### What you should do
Reproduce the data exactly and drop any pictures it holds.

### Data entries
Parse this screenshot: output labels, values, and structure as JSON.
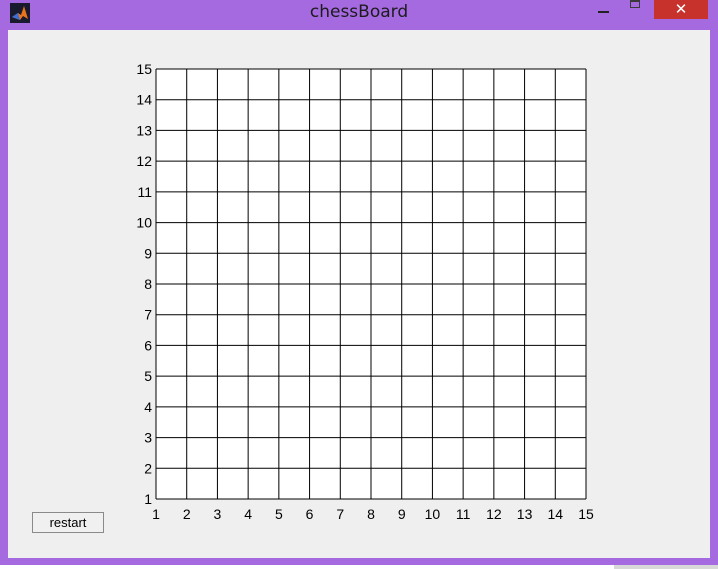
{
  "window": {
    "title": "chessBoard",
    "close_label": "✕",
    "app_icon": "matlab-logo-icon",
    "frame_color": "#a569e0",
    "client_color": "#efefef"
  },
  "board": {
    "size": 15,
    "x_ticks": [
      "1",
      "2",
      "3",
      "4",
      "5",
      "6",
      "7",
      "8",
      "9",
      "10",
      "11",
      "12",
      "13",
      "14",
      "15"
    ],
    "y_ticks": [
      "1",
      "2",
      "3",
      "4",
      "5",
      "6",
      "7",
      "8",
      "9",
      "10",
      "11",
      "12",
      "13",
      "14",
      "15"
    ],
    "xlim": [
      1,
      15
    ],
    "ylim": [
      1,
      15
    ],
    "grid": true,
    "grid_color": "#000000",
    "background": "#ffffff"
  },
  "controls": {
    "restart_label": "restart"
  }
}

### Task result
Parse this screenshot: output labels, values, and structure as JSON.
{
  "window": {
    "title": "chessBoard",
    "close_label": "✕",
    "app_icon": "matlab-logo-icon",
    "frame_color": "#a569e0",
    "client_color": "#efefef"
  },
  "board": {
    "size": 15,
    "x_ticks": [
      "1",
      "2",
      "3",
      "4",
      "5",
      "6",
      "7",
      "8",
      "9",
      "10",
      "11",
      "12",
      "13",
      "14",
      "15"
    ],
    "y_ticks": [
      "1",
      "2",
      "3",
      "4",
      "5",
      "6",
      "7",
      "8",
      "9",
      "10",
      "11",
      "12",
      "13",
      "14",
      "15"
    ],
    "xlim": [
      1,
      15
    ],
    "ylim": [
      1,
      15
    ],
    "grid": true,
    "grid_color": "#000000",
    "background": "#ffffff"
  },
  "controls": {
    "restart_label": "restart"
  }
}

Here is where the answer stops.